» **TASK TO CARRY OUT**
From the listing below, extract every line containing "メディア".

» **INPUT RECORDS**
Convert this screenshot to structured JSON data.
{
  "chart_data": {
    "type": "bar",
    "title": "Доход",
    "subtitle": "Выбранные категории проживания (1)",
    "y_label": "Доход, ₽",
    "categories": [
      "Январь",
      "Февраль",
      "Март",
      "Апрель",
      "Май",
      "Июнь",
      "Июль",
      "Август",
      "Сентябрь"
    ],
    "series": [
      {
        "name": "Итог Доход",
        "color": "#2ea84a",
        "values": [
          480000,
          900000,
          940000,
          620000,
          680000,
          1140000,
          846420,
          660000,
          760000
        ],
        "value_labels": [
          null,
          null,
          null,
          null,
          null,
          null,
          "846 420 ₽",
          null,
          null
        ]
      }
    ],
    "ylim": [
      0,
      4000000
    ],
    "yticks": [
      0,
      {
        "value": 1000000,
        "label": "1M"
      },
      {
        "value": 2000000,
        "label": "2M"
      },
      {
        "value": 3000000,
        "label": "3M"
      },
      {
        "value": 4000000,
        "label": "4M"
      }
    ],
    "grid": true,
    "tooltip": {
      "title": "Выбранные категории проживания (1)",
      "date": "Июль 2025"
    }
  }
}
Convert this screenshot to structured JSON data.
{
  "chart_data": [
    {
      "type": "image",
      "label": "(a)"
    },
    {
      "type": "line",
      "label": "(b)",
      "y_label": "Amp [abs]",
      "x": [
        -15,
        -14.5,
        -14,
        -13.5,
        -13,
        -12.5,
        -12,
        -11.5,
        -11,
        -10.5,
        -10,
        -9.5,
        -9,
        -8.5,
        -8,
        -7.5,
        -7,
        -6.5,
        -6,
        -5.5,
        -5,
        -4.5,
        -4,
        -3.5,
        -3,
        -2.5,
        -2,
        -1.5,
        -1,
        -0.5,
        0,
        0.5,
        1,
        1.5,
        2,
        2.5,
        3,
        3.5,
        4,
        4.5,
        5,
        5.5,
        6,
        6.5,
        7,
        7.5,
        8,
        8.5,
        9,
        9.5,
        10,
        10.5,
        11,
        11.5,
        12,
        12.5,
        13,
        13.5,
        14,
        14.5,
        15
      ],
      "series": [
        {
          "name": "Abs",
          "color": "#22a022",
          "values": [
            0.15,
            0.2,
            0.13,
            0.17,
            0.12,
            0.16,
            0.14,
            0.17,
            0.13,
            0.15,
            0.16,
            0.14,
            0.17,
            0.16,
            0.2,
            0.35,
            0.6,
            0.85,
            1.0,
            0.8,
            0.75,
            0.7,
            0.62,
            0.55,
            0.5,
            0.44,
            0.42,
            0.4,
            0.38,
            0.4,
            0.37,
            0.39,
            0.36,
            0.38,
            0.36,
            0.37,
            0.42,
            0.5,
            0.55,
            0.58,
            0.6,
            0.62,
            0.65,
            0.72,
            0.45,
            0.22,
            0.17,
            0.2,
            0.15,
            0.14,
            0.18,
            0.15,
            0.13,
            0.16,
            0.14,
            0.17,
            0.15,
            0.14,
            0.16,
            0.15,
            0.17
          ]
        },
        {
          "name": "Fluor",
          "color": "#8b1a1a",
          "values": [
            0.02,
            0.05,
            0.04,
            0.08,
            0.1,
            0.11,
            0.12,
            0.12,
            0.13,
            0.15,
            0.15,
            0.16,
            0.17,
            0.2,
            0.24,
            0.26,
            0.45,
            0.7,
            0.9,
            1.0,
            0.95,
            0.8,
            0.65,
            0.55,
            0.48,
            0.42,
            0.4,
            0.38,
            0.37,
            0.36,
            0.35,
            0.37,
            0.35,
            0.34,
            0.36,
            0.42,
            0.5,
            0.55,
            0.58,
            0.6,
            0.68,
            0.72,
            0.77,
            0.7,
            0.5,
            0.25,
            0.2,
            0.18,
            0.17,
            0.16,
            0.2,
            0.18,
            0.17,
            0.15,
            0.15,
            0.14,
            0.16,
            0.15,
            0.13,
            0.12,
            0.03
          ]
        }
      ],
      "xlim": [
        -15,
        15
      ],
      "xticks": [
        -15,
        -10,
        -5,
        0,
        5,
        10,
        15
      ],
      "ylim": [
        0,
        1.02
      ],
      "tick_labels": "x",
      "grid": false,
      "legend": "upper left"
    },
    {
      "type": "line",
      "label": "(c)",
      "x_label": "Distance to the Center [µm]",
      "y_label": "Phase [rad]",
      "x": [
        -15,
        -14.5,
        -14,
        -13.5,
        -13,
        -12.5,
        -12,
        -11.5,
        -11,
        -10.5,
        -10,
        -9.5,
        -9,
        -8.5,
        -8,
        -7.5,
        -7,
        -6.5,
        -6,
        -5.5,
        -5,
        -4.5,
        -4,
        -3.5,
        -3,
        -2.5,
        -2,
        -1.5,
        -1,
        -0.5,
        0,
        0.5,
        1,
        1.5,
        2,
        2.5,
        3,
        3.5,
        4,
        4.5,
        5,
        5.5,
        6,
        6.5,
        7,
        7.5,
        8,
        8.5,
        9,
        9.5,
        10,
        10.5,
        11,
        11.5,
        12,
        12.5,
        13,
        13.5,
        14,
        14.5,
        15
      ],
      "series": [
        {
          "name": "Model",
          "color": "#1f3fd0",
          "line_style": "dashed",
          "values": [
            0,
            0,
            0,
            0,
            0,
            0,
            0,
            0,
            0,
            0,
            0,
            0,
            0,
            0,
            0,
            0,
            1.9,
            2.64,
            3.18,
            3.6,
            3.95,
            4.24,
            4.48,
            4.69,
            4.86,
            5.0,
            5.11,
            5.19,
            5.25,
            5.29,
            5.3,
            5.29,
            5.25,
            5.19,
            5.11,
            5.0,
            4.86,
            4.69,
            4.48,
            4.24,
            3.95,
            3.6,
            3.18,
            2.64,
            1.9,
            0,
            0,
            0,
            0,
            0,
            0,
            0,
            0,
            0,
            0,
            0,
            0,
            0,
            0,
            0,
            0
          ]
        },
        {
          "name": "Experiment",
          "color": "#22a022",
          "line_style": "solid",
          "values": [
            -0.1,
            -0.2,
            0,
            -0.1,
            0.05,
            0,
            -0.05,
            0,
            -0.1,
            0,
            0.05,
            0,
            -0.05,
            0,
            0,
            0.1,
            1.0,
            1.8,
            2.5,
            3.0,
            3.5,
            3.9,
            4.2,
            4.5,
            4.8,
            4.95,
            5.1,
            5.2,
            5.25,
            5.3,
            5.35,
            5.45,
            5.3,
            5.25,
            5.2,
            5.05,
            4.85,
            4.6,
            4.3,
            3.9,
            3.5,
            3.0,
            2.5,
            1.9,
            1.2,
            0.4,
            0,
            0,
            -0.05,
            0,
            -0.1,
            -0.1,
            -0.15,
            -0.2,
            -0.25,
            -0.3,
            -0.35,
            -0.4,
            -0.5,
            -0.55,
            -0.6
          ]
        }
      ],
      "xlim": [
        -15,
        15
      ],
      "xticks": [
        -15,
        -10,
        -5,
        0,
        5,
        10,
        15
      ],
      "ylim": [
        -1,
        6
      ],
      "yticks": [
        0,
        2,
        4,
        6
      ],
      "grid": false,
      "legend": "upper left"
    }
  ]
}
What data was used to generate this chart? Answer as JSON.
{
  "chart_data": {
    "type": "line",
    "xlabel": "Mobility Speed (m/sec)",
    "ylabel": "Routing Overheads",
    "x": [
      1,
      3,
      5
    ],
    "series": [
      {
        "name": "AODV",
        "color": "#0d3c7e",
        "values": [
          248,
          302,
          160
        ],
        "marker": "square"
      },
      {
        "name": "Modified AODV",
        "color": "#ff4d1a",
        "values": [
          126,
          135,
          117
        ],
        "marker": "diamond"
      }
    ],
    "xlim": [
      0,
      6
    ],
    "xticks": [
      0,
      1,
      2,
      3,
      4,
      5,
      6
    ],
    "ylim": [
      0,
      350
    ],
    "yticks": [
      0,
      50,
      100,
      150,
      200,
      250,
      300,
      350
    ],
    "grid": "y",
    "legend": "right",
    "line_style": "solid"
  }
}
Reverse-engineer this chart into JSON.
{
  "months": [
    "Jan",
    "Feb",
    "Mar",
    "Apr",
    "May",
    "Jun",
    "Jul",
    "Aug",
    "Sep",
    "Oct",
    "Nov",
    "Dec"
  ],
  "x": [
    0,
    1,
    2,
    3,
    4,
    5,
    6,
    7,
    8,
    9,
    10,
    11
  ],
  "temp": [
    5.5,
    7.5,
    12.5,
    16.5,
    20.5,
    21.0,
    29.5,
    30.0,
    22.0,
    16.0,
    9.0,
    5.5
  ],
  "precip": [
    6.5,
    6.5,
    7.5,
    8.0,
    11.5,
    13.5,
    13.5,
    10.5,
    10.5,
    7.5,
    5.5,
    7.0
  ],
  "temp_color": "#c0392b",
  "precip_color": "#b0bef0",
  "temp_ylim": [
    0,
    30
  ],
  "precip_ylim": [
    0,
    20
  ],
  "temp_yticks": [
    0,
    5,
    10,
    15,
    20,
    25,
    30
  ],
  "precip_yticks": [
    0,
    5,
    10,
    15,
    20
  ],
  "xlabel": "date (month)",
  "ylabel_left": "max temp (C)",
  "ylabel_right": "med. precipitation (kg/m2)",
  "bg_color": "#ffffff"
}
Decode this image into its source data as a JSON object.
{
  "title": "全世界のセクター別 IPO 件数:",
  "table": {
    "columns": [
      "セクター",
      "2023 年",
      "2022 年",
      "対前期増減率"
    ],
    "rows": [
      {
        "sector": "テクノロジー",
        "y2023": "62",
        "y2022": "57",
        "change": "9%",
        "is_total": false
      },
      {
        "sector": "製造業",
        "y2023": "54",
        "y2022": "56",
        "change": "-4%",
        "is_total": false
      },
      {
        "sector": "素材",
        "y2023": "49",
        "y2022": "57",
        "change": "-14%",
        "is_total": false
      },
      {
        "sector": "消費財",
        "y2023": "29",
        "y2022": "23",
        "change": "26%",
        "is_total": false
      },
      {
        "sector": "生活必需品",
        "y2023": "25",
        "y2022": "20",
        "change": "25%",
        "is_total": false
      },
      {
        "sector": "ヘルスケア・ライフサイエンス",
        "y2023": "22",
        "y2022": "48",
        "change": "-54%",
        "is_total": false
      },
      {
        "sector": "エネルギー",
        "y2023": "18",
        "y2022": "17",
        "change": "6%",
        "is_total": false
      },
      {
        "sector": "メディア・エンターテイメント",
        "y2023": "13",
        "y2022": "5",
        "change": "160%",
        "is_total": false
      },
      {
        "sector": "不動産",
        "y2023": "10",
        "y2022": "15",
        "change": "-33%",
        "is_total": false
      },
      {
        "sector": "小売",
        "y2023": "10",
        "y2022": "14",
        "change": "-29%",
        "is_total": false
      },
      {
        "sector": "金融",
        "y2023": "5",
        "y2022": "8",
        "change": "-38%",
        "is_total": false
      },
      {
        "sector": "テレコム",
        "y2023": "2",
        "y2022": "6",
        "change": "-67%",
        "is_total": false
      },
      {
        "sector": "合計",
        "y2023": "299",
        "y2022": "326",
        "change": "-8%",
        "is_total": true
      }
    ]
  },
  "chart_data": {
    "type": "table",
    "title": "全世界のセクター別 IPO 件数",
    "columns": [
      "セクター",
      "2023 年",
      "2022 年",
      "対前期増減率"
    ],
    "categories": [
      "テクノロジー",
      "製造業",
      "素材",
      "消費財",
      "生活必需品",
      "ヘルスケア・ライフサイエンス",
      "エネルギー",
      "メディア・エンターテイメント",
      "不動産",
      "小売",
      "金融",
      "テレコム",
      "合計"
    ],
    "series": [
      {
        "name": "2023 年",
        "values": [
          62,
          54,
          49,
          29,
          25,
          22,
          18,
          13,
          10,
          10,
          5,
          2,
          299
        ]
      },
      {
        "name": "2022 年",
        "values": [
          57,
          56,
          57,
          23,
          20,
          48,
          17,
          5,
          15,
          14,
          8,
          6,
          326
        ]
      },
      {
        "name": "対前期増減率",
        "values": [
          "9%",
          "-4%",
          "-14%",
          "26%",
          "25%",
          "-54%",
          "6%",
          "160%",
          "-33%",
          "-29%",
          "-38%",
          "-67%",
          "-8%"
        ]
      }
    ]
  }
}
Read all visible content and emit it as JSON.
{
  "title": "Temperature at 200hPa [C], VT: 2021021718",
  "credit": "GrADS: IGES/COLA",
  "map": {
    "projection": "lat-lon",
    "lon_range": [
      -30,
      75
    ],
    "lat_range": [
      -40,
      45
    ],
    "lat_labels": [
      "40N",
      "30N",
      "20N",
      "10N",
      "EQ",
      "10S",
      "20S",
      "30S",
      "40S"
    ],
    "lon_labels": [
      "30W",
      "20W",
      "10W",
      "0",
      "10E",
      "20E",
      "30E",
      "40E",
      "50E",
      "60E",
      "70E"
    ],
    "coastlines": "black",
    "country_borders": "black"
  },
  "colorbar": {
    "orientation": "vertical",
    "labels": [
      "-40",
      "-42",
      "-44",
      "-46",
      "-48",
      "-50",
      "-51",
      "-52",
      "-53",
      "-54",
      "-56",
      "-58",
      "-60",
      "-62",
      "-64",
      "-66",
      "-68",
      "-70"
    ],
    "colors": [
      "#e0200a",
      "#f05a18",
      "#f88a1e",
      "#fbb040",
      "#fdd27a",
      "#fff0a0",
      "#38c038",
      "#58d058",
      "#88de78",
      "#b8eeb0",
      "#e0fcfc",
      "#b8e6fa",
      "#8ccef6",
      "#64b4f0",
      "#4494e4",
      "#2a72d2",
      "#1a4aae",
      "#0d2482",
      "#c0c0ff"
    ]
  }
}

» **WORKED ANSWER**
        "sector": "メディア・エンターテイメント",
      "メディア・エンターテイメント",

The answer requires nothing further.